- _Short exercise_
Transcribe the lines below, starting with the line that contains "letter-grade-cell: F [404, 423, 543, 450]" and ending with the line that contains "sps-2022-cell: 85 [541, 215, 680, 242]", both included.

- _Material to process_
┄┄┄┄┄┄┄┄┄┄

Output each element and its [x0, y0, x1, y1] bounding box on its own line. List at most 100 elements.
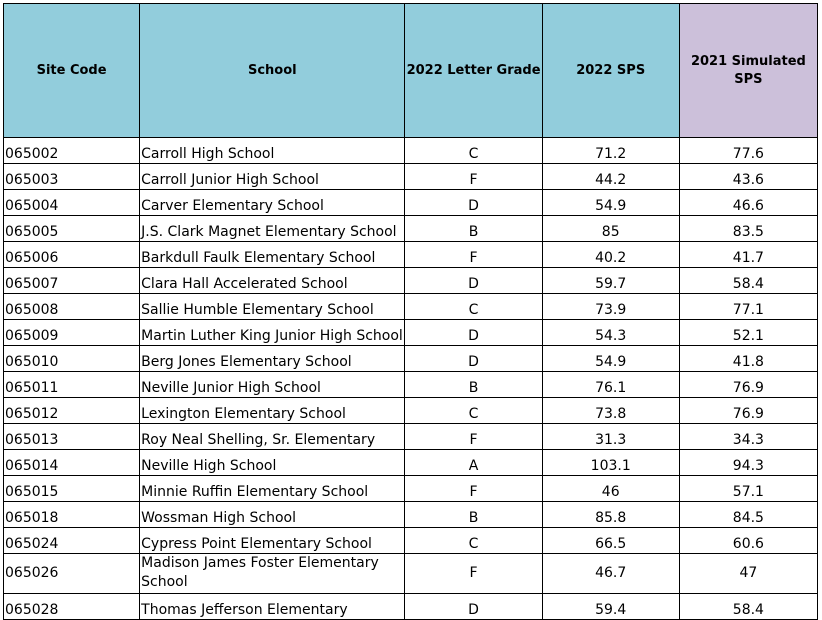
letter-grade-cell: F [404, 423, 543, 450]
letter-grade-cell: F [404, 553, 543, 594]
school-name-cell: Carroll Junior High School [139, 163, 406, 190]
table-row: 065005 J.S. Clark Magnet Elementary Schoo… [2, 215, 819, 242]
site-code-cell: 065007 [2, 267, 141, 294]
table-row: 065024 Cypress Point Elementary School C 66… [2, 527, 819, 554]
sps-2021-cell: 46.6 [678, 189, 819, 216]
sps-2022-cell: 59.4 [541, 593, 680, 620]
school-name-cell: Roy Neal Shelling, Sr. Elementary [139, 423, 406, 450]
table-row: 065028 Thomas Jefferson Elementary D 59.4 58… [2, 593, 819, 620]
letter-grade-cell: C [404, 293, 543, 320]
letter-grade-cell: D [404, 345, 543, 372]
sps-2022-cell: 73.8 [541, 397, 680, 424]
sps-2022-cell: 85 [541, 215, 680, 242]
sps-2021-cell: 83.5 [678, 215, 819, 242]
sps-2022-cell: 46 [541, 475, 680, 502]
table-row: 065007 Clara Hall Accelerated School D 59.7… [2, 267, 819, 294]
sps-2021-cell: 77.6 [678, 137, 819, 164]
letter-grade-cell: D [404, 189, 543, 216]
letter-grade-cell: F [404, 475, 543, 502]
school-name-cell: Neville Junior High School [139, 371, 406, 398]
site-code-cell: 065026 [2, 553, 141, 594]
sps-2022-cell: 66.5 [541, 527, 680, 554]
letter-grade-cell: D [404, 267, 543, 294]
table-row: 065011 Neville Junior High School B 76.1 76.… [2, 371, 819, 398]
site-code-cell: 065003 [2, 163, 141, 190]
sps-2022-cell: 54.9 [541, 189, 680, 216]
letter-grade-cell: F [404, 241, 543, 268]
sps-2022-cell: 73.9 [541, 293, 680, 320]
school-name-cell: Thomas Jefferson Elementary [139, 593, 406, 620]
school-performance-table: Site Code School 2022 Letter Grade 2022 … [2, 3, 819, 620]
site-code-cell: 065011 [2, 371, 141, 398]
letter-grade-cell: D [404, 319, 543, 346]
sps-2022-cell: 59.7 [541, 267, 680, 294]
letter-grade-cell: A [404, 449, 543, 476]
school-name-cell: Cypress Point Elementary School [139, 527, 406, 554]
site-code-cell: 065008 [2, 293, 141, 320]
sps-2021-cell: 41.7 [678, 241, 819, 268]
table-row: 065014 Neville High School A 103.1 94.3 [2, 449, 819, 476]
site-code-cell: 065028 [2, 593, 141, 620]
table-row: 065012 Lexington Elementary School C 73.8 76… [2, 397, 819, 424]
table-row: 065026 Madison James Foster Elementary Sc… [2, 553, 819, 594]
sps-2022-cell: 76.1 [541, 371, 680, 398]
site-code-cell: 065009 [2, 319, 141, 346]
sps-2021-cell: 76.9 [678, 371, 819, 398]
sps-2022-cell: 71.2 [541, 137, 680, 164]
sps-2022-cell: 54.3 [541, 319, 680, 346]
site-code-cell: 065015 [2, 475, 141, 502]
letter-grade-cell: F [404, 163, 543, 190]
site-code-cell: 065002 [2, 137, 141, 164]
sps-2021-cell: 43.6 [678, 163, 819, 190]
site-code-cell: 065013 [2, 423, 141, 450]
letter-grade-cell: B [404, 501, 543, 528]
site-code-cell: 065005 [2, 215, 141, 242]
table-row: 065013 Roy Neal Shelling, Sr. Elementary F… [2, 423, 819, 450]
school-name-cell: Barkdull Faulk Elementary School [139, 241, 406, 268]
sps-2021-cell: 58.4 [678, 593, 819, 620]
sps-2022-cell: 46.7 [541, 553, 680, 594]
site-code-cell: 065014 [2, 449, 141, 476]
header-sps-2021-simulated: 2021 Simulated SPS [678, 3, 819, 138]
header-school: School [139, 3, 406, 138]
letter-grade-cell: B [404, 371, 543, 398]
header-row: Site Code School 2022 Letter Grade 2022 … [2, 3, 819, 138]
sps-2021-cell: 34.3 [678, 423, 819, 450]
sps-2022-cell: 40.2 [541, 241, 680, 268]
school-name-cell: Lexington Elementary School [139, 397, 406, 424]
site-code-cell: 065004 [2, 189, 141, 216]
school-name-cell: Carver Elementary School [139, 189, 406, 216]
school-name-cell: Martin Luther King Junior High School [139, 319, 406, 346]
site-code-cell: 065024 [2, 527, 141, 554]
site-code-cell: 065006 [2, 241, 141, 268]
letter-grade-cell: B [404, 215, 543, 242]
sps-2022-cell: 54.9 [541, 345, 680, 372]
header-sps-2022: 2022 SPS [541, 3, 680, 138]
school-name-cell: Sallie Humble Elementary School [139, 293, 406, 320]
table-row: 065008 Sallie Humble Elementary School C 73… [2, 293, 819, 320]
sps-2021-cell: 41.8 [678, 345, 819, 372]
table-row: 065015 Minnie Ruffin Elementary School F 46… [2, 475, 819, 502]
school-name-cell: Clara Hall Accelerated School [139, 267, 406, 294]
sps-2022-cell: 103.1 [541, 449, 680, 476]
letter-grade-cell: D [404, 593, 543, 620]
sps-2021-cell: 77.1 [678, 293, 819, 320]
sps-2022-cell: 85.8 [541, 501, 680, 528]
sps-2022-cell: 31.3 [541, 423, 680, 450]
school-name-cell: Berg Jones Elementary School [139, 345, 406, 372]
school-name-cell: Neville High School [139, 449, 406, 476]
table-row: 065009 Martin Luther King Junior High Sch… [2, 319, 819, 346]
site-code-cell: 065018 [2, 501, 141, 528]
header-letter-grade: 2022 Letter Grade [404, 3, 543, 138]
table-row: 065003 Carroll Junior High School F 44.2 43.… [2, 163, 819, 190]
school-name-cell: Madison James Foster Elementary School [139, 553, 406, 594]
sps-2021-cell: 52.1 [678, 319, 819, 346]
table-row: 065002 Carroll High School C 71.2 77.6 [2, 137, 819, 164]
table-body: 065002 Carroll High School C 71.2 77.6 065003… [2, 137, 819, 620]
sps-2021-cell: 60.6 [678, 527, 819, 554]
table-row: 065010 Berg Jones Elementary School D 54.9 4… [2, 345, 819, 372]
table-row: 065004 Carver Elementary School D 54.9 46.6 [2, 189, 819, 216]
sps-2021-cell: 76.9 [678, 397, 819, 424]
site-code-cell: 065012 [2, 397, 141, 424]
sps-2021-cell: 57.1 [678, 475, 819, 502]
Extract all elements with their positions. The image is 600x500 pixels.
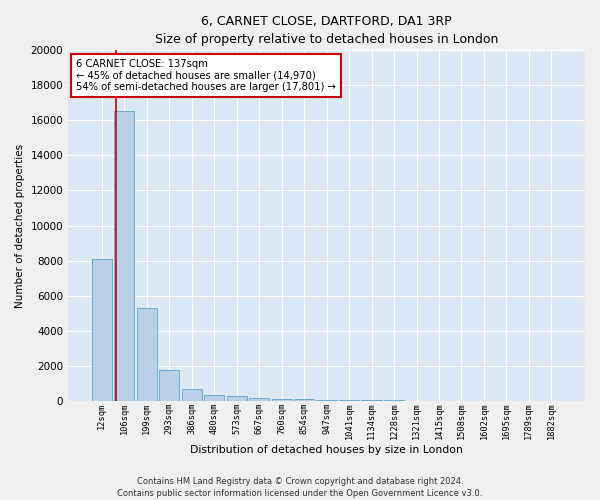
Bar [137,308,157,402]
X-axis label: Distribution of detached houses by size in London: Distribution of detached houses by size … [190,445,463,455]
Text: 6 CARNET CLOSE: 137sqm
← 45% of detached houses are smaller (14,970)
54% of semi: 6 CARNET CLOSE: 137sqm ← 45% of detached… [76,58,336,92]
Bar [361,400,382,402]
Bar [384,400,404,402]
Text: Contains HM Land Registry data © Crown copyright and database right 2024.
Contai: Contains HM Land Registry data © Crown c… [118,476,482,498]
Bar [159,370,179,402]
Bar [92,259,112,402]
Bar [316,400,337,402]
Bar [114,112,134,402]
Bar [294,399,314,402]
Bar [182,389,202,402]
Y-axis label: Number of detached properties: Number of detached properties [15,144,25,308]
Bar [249,398,269,402]
Bar [406,400,427,402]
Bar [339,400,359,402]
Bar [227,396,247,402]
Bar [272,398,292,402]
Title: 6, CARNET CLOSE, DARTFORD, DA1 3RP
Size of property relative to detached houses : 6, CARNET CLOSE, DARTFORD, DA1 3RP Size … [155,15,498,46]
Bar [204,395,224,402]
Bar [429,401,449,402]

┄┄┄┄┄┄┄┄┄┄

- _Solved problem_
letter-grade-cell: F [404, 423, 543, 450]
letter-grade-cell: F [404, 553, 543, 594]
school-name-cell: Carroll Junior High School [139, 163, 406, 190]
table-row: 065005 J.S. Clark Magnet Elementary Schoo… [2, 215, 819, 242]
site-code-cell: 065007 [2, 267, 141, 294]
table-row: 065024 Cypress Point Elementary School C 66… [2, 527, 819, 554]
sps-2021-cell: 46.6 [678, 189, 819, 216]
sps-2022-cell: 59.4 [541, 593, 680, 620]
school-name-cell: Roy Neal Shelling, Sr. Elementary [139, 423, 406, 450]
table-row: 065028 Thomas Jefferson Elementary D 59.4 58… [2, 593, 819, 620]
letter-grade-cell: C [404, 293, 543, 320]
letter-grade-cell: D [404, 345, 543, 372]
sps-2022-cell: 73.8 [541, 397, 680, 424]
sps-2022-cell: 85 [541, 215, 680, 242]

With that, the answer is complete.